— start Material to process —
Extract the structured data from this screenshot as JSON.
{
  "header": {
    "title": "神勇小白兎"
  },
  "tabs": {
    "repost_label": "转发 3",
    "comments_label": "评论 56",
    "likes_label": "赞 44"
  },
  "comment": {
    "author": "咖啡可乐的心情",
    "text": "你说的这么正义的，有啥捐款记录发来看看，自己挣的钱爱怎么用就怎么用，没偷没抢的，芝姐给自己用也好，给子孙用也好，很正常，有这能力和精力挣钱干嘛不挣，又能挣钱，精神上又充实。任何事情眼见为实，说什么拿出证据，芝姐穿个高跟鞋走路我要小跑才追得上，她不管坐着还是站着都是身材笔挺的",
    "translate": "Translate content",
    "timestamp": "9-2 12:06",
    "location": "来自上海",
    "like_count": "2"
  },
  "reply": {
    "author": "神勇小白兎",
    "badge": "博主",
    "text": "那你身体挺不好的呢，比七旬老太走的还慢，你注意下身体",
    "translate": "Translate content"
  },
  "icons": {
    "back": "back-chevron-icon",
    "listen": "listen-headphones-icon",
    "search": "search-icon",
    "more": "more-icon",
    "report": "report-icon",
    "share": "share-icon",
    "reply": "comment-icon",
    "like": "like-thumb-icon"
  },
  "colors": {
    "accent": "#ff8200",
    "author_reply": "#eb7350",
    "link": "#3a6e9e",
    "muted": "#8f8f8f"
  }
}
— end Material to process —
§ **What is required**:
Retype the listing exactly, in full.

§ **Response**:
Extract the structured data from this screenshot as JSON.
{
  "header": {
    "title": "神勇小白兎"
  },
  "tabs": {
    "repost_label": "转发 3",
    "comments_label": "评论 56",
    "likes_label": "赞 44"
  },
  "comment": {
    "author": "咖啡可乐的心情",
    "text": "你说的这么正义的，有啥捐款记录发来看看，自己挣的钱爱怎么用就怎么用，没偷没抢的，芝姐给自己用也好，给子孙用也好，很正常，有这能力和精力挣钱干嘛不挣，又能挣钱，精神上又充实。任何事情眼见为实，说什么拿出证据，芝姐穿个高跟鞋走路我要小跑才追得上，她不管坐着还是站着都是身材笔挺的",
    "translate": "Translate content",
    "timestamp": "9-2 12:06",
    "location": "来自上海",
    "like_count": "2"
  },
  "reply": {
    "author": "神勇小白兎",
    "badge": "博主",
    "text": "那你身体挺不好的呢，比七旬老太走的还慢，你注意下身体",
    "translate": "Translate content"
  },
  "icons": {
    "back": "back-chevron-icon",
    "listen": "listen-headphones-icon",
    "search": "search-icon",
    "more": "more-icon",
    "report": "report-icon",
    "share": "share-icon",
    "reply": "comment-icon",
    "like": "like-thumb-icon"
  },
  "colors": {
    "accent": "#ff8200",
    "author_reply": "#eb7350",
    "link": "#3a6e9e",
    "muted": "#8f8f8f"
  }
}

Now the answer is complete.